Task inputs start

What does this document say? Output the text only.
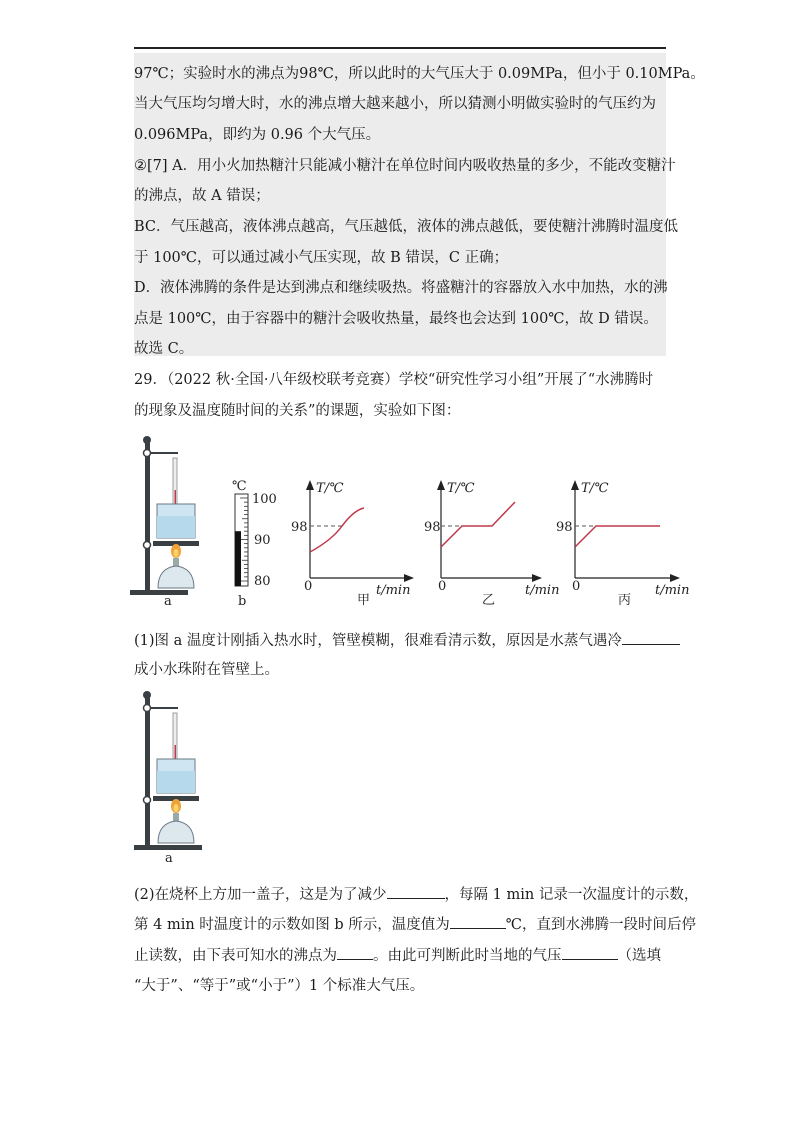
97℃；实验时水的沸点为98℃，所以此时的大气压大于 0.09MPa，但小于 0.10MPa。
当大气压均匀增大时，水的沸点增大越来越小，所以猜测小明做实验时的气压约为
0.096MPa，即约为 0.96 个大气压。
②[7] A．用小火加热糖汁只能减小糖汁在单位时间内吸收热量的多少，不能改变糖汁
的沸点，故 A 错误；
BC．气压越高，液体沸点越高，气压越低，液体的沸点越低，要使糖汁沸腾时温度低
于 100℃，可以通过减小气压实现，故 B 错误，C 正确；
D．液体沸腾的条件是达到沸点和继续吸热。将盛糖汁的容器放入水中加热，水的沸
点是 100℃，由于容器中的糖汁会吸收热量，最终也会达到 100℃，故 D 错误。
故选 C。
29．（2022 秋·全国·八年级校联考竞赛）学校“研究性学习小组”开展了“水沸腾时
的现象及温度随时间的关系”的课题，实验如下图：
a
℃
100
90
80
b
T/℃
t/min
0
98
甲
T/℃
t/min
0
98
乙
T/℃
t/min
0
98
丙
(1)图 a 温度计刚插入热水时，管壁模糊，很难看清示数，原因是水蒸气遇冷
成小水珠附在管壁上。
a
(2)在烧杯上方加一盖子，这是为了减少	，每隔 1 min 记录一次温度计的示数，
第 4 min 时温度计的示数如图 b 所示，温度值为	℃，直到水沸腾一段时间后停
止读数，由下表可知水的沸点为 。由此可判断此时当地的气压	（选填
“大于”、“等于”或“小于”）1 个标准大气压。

Task inputs end
Task inputs start

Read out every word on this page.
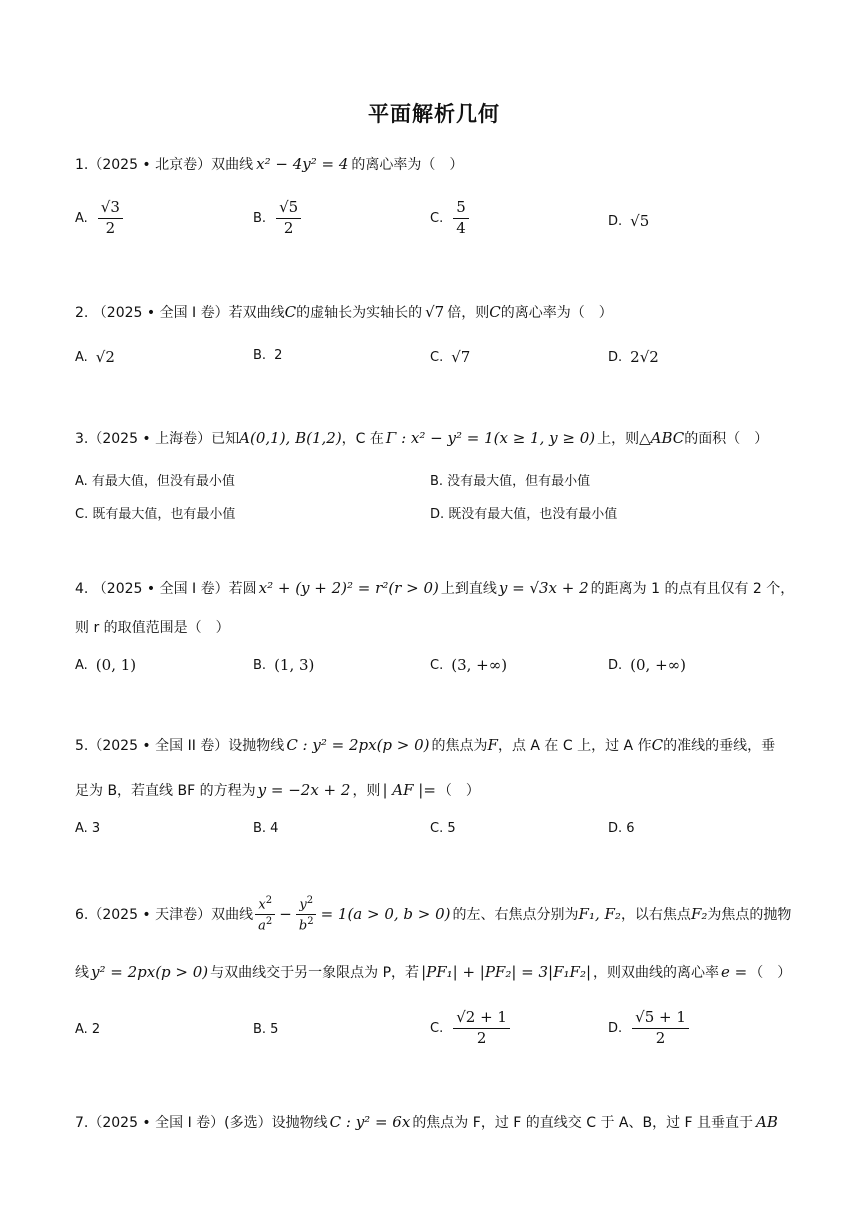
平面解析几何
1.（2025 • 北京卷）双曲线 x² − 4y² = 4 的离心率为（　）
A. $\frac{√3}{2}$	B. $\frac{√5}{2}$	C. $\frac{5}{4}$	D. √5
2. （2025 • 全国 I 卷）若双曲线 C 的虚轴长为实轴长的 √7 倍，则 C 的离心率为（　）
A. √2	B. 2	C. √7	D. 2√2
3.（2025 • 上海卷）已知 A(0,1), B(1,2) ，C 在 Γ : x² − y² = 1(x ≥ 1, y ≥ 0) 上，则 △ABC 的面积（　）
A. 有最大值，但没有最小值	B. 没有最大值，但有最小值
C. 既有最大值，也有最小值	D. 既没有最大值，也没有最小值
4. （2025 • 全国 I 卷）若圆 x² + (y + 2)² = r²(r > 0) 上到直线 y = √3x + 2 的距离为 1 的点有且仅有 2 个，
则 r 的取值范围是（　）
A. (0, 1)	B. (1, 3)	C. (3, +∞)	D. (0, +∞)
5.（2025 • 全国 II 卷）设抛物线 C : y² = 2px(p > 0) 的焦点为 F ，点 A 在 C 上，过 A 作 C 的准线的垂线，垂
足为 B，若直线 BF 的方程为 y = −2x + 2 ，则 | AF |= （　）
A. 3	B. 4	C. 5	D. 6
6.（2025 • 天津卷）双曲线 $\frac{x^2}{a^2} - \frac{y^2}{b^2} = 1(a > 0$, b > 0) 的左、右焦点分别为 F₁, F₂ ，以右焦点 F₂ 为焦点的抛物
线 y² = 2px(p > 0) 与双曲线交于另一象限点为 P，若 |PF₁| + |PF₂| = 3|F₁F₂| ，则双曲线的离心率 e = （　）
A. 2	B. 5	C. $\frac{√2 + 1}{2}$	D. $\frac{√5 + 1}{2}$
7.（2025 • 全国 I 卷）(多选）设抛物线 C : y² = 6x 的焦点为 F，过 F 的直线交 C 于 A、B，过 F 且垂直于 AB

Task inputs end

▶ Given request: Write the number of lines containing the word "的焦点为" and nothing besides it.

▶ Answer for the task: 2